## Start

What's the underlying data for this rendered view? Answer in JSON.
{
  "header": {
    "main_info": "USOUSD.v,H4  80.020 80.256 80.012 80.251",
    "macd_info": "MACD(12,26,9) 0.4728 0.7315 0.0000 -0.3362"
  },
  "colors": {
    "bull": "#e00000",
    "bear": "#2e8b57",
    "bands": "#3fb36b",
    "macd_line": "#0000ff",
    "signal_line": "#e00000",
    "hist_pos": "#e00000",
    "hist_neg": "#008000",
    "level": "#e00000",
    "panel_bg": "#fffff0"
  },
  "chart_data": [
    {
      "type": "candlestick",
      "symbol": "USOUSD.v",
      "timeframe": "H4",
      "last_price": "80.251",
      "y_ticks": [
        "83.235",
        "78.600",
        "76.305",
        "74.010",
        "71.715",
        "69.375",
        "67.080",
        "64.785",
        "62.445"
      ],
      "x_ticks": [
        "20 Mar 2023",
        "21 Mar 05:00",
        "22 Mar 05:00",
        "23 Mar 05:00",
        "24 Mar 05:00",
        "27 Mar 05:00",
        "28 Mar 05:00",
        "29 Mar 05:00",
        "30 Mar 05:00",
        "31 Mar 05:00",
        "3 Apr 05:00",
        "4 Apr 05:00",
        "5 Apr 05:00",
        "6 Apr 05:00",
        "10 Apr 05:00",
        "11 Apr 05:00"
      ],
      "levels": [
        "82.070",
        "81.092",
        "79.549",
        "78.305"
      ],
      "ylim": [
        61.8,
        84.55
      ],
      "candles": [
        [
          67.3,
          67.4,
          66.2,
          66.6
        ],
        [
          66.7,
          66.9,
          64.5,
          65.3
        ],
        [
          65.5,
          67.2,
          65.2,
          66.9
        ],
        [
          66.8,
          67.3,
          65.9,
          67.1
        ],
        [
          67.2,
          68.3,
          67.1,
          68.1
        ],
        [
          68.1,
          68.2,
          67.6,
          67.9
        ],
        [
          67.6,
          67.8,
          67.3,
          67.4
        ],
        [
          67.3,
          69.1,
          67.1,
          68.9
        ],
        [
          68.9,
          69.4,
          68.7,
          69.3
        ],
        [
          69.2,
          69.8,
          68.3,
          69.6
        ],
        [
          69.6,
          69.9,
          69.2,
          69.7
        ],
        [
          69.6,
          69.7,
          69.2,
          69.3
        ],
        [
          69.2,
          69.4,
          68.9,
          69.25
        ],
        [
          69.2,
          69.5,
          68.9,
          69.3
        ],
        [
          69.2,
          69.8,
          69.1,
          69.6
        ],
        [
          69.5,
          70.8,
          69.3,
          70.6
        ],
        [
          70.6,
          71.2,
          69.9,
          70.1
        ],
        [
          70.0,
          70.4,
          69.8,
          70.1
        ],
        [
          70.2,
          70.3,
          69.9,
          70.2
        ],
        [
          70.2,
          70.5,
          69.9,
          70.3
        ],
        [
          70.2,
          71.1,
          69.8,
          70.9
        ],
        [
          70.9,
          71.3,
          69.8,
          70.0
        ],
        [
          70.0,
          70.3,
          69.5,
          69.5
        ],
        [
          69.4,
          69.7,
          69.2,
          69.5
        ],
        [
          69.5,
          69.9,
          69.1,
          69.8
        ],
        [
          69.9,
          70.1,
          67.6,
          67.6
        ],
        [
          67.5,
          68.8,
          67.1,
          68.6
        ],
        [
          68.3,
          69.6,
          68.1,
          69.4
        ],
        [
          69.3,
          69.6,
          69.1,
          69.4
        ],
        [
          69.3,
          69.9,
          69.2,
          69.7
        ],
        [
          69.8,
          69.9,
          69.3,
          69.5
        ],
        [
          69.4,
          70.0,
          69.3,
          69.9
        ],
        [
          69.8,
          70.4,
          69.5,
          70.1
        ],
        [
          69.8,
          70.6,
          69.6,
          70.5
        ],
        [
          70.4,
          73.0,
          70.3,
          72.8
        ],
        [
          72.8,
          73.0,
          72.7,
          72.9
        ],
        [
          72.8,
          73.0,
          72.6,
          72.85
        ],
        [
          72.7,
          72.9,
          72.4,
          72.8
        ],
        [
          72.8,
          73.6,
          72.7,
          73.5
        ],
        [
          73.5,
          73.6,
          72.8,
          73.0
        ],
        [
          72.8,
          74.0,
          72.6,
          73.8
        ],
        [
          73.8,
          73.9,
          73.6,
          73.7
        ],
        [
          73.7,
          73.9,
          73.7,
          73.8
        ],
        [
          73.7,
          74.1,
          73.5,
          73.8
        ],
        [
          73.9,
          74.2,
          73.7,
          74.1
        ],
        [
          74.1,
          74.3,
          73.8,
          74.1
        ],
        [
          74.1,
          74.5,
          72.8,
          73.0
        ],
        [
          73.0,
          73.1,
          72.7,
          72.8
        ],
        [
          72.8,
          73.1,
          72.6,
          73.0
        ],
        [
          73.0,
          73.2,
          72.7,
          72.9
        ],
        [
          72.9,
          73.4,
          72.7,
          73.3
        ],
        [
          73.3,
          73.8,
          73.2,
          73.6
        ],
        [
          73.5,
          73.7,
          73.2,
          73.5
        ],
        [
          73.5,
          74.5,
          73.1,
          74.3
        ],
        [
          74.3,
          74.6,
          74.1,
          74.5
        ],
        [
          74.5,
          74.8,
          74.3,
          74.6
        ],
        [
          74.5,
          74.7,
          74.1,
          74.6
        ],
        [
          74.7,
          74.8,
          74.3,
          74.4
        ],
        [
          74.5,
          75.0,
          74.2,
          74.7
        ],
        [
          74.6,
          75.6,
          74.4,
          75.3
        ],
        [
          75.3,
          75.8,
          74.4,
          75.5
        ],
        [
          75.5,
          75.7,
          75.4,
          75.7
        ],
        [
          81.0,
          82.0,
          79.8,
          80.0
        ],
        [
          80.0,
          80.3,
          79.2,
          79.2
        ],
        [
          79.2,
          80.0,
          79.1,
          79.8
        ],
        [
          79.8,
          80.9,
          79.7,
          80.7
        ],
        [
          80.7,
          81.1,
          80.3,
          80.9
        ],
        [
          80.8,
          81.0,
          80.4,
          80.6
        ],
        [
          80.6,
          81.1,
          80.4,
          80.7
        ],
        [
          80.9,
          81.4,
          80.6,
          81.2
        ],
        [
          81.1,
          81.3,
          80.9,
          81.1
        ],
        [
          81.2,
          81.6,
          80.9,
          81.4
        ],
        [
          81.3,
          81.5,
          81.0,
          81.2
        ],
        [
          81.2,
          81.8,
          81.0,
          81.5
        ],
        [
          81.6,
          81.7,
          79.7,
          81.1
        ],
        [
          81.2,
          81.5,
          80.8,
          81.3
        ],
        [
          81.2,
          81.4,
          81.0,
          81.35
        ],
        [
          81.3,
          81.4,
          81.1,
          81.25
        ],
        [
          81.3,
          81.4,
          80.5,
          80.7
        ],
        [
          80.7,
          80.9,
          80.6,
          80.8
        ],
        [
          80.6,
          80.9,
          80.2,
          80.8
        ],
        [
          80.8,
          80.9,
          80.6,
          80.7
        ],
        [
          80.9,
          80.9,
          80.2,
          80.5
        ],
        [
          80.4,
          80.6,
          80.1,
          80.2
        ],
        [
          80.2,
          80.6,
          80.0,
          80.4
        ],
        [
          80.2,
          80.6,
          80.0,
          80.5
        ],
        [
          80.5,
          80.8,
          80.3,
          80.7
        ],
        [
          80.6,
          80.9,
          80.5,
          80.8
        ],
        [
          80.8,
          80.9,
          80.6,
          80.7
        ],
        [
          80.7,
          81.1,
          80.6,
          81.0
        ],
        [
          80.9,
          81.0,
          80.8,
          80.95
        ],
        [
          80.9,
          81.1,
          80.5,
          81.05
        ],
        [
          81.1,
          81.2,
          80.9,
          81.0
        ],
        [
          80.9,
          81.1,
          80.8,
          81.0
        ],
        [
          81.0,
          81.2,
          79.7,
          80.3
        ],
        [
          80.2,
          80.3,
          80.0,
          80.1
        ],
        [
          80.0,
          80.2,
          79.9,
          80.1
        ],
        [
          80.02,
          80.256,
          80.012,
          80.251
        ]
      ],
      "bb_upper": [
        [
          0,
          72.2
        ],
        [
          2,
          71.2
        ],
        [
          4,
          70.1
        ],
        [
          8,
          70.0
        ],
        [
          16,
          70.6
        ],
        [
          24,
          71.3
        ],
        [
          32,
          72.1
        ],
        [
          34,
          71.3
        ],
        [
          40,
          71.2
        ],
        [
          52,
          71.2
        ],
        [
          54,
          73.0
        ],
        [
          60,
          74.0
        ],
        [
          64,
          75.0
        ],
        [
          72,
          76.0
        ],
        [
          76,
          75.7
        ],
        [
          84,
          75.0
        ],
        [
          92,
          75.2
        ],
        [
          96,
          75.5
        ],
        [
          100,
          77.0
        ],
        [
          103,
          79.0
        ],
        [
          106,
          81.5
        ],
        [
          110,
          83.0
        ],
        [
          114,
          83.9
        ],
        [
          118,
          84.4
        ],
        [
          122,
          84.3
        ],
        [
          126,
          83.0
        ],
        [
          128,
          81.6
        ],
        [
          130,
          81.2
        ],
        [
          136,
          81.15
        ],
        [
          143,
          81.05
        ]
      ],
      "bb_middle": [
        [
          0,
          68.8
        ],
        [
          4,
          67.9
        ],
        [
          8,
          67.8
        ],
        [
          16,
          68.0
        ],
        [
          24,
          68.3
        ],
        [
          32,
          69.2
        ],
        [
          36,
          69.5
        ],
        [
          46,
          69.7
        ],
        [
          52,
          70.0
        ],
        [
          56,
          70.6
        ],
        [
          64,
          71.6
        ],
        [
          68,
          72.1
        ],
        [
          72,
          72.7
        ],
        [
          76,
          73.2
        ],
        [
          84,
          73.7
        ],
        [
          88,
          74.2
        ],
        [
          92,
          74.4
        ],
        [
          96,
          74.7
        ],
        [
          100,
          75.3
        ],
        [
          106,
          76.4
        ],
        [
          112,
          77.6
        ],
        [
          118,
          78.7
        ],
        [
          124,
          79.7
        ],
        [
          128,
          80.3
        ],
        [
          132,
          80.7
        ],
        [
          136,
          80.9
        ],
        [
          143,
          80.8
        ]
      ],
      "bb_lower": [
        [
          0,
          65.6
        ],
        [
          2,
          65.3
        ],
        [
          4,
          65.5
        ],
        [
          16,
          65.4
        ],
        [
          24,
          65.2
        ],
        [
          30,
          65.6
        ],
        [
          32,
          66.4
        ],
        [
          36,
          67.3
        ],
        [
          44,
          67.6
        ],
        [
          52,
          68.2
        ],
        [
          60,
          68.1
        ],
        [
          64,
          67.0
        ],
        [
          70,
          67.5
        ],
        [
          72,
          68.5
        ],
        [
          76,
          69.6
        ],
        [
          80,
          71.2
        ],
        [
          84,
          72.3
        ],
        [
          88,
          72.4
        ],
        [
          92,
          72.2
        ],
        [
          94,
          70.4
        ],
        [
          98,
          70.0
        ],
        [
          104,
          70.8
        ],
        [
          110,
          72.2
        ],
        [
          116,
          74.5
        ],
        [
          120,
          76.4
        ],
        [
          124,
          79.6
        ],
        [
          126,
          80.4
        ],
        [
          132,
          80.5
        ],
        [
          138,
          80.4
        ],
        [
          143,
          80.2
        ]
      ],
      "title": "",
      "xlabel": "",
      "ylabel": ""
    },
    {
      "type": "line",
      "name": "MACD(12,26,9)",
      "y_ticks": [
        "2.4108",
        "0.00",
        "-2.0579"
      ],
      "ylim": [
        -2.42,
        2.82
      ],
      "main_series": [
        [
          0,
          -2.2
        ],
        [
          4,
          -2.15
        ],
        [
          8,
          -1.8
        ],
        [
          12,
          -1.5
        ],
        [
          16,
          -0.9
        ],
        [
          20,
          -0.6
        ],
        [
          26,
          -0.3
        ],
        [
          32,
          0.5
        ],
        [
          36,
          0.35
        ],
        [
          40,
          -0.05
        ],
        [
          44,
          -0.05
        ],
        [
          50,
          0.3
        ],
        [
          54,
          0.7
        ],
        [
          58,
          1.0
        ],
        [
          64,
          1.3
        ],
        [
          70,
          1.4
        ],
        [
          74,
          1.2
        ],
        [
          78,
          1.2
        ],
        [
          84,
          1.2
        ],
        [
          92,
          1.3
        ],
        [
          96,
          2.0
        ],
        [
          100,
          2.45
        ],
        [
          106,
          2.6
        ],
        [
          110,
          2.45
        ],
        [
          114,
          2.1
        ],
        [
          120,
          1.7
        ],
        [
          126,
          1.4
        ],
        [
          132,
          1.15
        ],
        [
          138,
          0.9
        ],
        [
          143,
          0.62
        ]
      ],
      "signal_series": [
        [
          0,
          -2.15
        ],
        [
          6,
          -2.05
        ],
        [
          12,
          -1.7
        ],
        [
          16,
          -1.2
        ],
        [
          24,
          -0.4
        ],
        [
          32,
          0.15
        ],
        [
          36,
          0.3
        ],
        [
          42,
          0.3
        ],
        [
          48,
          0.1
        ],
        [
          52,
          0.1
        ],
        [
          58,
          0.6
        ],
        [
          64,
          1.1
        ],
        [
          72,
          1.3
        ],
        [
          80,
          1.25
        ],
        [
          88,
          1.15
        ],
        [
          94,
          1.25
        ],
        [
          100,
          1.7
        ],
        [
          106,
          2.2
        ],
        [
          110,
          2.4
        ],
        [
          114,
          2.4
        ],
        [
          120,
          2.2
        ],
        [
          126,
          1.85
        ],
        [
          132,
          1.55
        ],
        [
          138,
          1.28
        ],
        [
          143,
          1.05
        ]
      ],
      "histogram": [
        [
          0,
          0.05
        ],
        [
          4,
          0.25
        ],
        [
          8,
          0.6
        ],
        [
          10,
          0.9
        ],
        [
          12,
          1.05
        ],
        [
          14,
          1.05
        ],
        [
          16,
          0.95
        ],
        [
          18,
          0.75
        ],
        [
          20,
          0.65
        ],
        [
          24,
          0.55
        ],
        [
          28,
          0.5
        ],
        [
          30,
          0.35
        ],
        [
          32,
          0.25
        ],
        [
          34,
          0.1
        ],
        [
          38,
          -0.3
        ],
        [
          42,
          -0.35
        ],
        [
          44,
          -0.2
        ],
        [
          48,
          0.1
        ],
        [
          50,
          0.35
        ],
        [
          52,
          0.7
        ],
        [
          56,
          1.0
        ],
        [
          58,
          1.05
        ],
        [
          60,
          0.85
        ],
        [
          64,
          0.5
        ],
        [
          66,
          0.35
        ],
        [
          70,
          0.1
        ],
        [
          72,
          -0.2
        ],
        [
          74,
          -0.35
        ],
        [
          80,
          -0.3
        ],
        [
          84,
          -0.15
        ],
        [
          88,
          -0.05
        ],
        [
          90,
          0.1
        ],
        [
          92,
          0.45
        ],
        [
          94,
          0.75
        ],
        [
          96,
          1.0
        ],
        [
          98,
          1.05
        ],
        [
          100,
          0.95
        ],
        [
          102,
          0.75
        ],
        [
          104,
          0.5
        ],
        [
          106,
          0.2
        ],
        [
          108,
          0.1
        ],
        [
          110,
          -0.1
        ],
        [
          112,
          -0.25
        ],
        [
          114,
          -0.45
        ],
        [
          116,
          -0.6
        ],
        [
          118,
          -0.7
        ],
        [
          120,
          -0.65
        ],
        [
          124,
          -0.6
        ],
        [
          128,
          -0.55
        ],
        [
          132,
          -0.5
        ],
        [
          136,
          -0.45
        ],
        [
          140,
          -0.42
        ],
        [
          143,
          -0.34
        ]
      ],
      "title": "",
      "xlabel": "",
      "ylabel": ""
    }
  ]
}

## End

▸ Written task
The required output is the number of lines containing the word "USOUSD", and nothing besides.

▸ Exercise answer
2